--- Begin Data for this exercise ---

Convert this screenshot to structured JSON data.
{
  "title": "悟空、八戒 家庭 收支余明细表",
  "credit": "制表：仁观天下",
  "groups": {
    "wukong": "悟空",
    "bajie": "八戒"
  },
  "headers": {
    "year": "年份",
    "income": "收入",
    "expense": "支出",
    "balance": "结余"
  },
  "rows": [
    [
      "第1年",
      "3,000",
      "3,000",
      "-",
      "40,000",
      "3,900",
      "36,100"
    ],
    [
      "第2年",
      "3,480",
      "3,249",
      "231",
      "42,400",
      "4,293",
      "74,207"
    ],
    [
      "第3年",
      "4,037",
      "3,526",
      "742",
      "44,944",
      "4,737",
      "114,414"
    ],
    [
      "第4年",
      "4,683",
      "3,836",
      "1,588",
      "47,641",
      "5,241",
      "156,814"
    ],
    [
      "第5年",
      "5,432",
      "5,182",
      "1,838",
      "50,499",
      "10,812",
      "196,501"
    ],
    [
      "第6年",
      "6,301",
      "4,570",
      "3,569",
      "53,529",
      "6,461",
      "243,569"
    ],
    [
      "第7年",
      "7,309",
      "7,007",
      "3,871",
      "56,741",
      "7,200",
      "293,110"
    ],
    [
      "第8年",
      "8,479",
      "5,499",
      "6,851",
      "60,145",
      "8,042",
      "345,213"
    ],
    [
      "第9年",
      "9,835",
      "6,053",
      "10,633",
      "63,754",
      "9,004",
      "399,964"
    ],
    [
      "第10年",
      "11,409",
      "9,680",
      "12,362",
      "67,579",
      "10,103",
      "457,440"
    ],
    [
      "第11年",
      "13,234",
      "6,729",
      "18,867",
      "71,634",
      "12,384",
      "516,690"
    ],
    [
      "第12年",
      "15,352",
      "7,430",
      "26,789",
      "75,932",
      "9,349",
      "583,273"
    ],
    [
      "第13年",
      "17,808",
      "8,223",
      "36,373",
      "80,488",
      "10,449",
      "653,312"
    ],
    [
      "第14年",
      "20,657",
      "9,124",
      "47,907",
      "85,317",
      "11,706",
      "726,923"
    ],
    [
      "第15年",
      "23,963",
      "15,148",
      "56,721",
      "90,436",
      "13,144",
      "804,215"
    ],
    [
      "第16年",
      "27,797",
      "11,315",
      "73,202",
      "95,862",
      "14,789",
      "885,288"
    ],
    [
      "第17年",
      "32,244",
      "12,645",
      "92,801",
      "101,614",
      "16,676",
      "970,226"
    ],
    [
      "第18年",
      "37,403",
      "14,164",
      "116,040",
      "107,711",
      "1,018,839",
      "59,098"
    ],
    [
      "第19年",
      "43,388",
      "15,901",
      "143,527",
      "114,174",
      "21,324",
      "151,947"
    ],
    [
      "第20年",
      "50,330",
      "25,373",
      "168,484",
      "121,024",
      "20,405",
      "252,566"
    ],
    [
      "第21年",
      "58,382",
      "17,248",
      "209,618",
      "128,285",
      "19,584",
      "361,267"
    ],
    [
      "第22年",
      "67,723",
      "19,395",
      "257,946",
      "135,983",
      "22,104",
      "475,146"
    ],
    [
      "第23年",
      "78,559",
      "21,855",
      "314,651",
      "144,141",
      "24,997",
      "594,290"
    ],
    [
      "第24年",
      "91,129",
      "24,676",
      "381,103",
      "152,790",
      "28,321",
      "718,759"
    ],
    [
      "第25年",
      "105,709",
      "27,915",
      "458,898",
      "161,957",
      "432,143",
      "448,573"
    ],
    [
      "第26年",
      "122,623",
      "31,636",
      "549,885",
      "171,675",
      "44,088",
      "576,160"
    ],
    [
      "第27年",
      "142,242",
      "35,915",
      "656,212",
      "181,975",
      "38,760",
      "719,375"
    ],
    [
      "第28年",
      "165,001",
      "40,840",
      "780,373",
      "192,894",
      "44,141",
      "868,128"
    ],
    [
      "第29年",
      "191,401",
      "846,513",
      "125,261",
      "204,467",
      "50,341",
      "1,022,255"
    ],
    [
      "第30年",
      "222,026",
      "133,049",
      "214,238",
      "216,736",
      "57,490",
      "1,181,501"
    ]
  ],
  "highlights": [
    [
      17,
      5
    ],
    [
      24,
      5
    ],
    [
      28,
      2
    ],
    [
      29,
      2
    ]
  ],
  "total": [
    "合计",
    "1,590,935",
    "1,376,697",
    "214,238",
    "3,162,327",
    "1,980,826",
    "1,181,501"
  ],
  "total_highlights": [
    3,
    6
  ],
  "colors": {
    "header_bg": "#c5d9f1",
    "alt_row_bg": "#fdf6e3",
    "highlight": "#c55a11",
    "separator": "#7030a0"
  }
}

--- End Data for this exercise ---

» Work to complete
Copy out the whole listing exactly as written.

» Written reply
Convert this screenshot to structured JSON data.
{
  "title": "悟空、八戒 家庭 收支余明细表",
  "credit": "制表：仁观天下",
  "groups": {
    "wukong": "悟空",
    "bajie": "八戒"
  },
  "headers": {
    "year": "年份",
    "income": "收入",
    "expense": "支出",
    "balance": "结余"
  },
  "rows": [
    [
      "第1年",
      "3,000",
      "3,000",
      "-",
      "40,000",
      "3,900",
      "36,100"
    ],
    [
      "第2年",
      "3,480",
      "3,249",
      "231",
      "42,400",
      "4,293",
      "74,207"
    ],
    [
      "第3年",
      "4,037",
      "3,526",
      "742",
      "44,944",
      "4,737",
      "114,414"
    ],
    [
      "第4年",
      "4,683",
      "3,836",
      "1,588",
      "47,641",
      "5,241",
      "156,814"
    ],
    [
      "第5年",
      "5,432",
      "5,182",
      "1,838",
      "50,499",
      "10,812",
      "196,501"
    ],
    [
      "第6年",
      "6,301",
      "4,570",
      "3,569",
      "53,529",
      "6,461",
      "243,569"
    ],
    [
      "第7年",
      "7,309",
      "7,007",
      "3,871",
      "56,741",
      "7,200",
      "293,110"
    ],
    [
      "第8年",
      "8,479",
      "5,499",
      "6,851",
      "60,145",
      "8,042",
      "345,213"
    ],
    [
      "第9年",
      "9,835",
      "6,053",
      "10,633",
      "63,754",
      "9,004",
      "399,964"
    ],
    [
      "第10年",
      "11,409",
      "9,680",
      "12,362",
      "67,579",
      "10,103",
      "457,440"
    ],
    [
      "第11年",
      "13,234",
      "6,729",
      "18,867",
      "71,634",
      "12,384",
      "516,690"
    ],
    [
      "第12年",
      "15,352",
      "7,430",
      "26,789",
      "75,932",
      "9,349",
      "583,273"
    ],
    [
      "第13年",
      "17,808",
      "8,223",
      "36,373",
      "80,488",
      "10,449",
      "653,312"
    ],
    [
      "第14年",
      "20,657",
      "9,124",
      "47,907",
      "85,317",
      "11,706",
      "726,923"
    ],
    [
      "第15年",
      "23,963",
      "15,148",
      "56,721",
      "90,436",
      "13,144",
      "804,215"
    ],
    [
      "第16年",
      "27,797",
      "11,315",
      "73,202",
      "95,862",
      "14,789",
      "885,288"
    ],
    [
      "第17年",
      "32,244",
      "12,645",
      "92,801",
      "101,614",
      "16,676",
      "970,226"
    ],
    [
      "第18年",
      "37,403",
      "14,164",
      "116,040",
      "107,711",
      "1,018,839",
      "59,098"
    ],
    [
      "第19年",
      "43,388",
      "15,901",
      "143,527",
      "114,174",
      "21,324",
      "151,947"
    ],
    [
      "第20年",
      "50,330",
      "25,373",
      "168,484",
      "121,024",
      "20,405",
      "252,566"
    ],
    [
      "第21年",
      "58,382",
      "17,248",
      "209,618",
      "128,285",
      "19,584",
      "361,267"
    ],
    [
      "第22年",
      "67,723",
      "19,395",
      "257,946",
      "135,983",
      "22,104",
      "475,146"
    ],
    [
      "第23年",
      "78,559",
      "21,855",
      "314,651",
      "144,141",
      "24,997",
      "594,290"
    ],
    [
      "第24年",
      "91,129",
      "24,676",
      "381,103",
      "152,790",
      "28,321",
      "718,759"
    ],
    [
      "第25年",
      "105,709",
      "27,915",
      "458,898",
      "161,957",
      "432,143",
      "448,573"
    ],
    [
      "第26年",
      "122,623",
      "31,636",
      "549,885",
      "171,675",
      "44,088",
      "576,160"
    ],
    [
      "第27年",
      "142,242",
      "35,915",
      "656,212",
      "181,975",
      "38,760",
      "719,375"
    ],
    [
      "第28年",
      "165,001",
      "40,840",
      "780,373",
      "192,894",
      "44,141",
      "868,128"
    ],
    [
      "第29年",
      "191,401",
      "846,513",
      "125,261",
      "204,467",
      "50,341",
      "1,022,255"
    ],
    [
      "第30年",
      "222,026",
      "133,049",
      "214,238",
      "216,736",
      "57,490",
      "1,181,501"
    ]
  ],
  "highlights": [
    [
      17,
      5
    ],
    [
      24,
      5
    ],
    [
      28,
      2
    ],
    [
      29,
      2
    ]
  ],
  "total": [
    "合计",
    "1,590,935",
    "1,376,697",
    "214,238",
    "3,162,327",
    "1,980,826",
    "1,181,501"
  ],
  "total_highlights": [
    3,
    6
  ],
  "colors": {
    "header_bg": "#c5d9f1",
    "alt_row_bg": "#fdf6e3",
    "highlight": "#c55a11",
    "separator": "#7030a0"
  }
}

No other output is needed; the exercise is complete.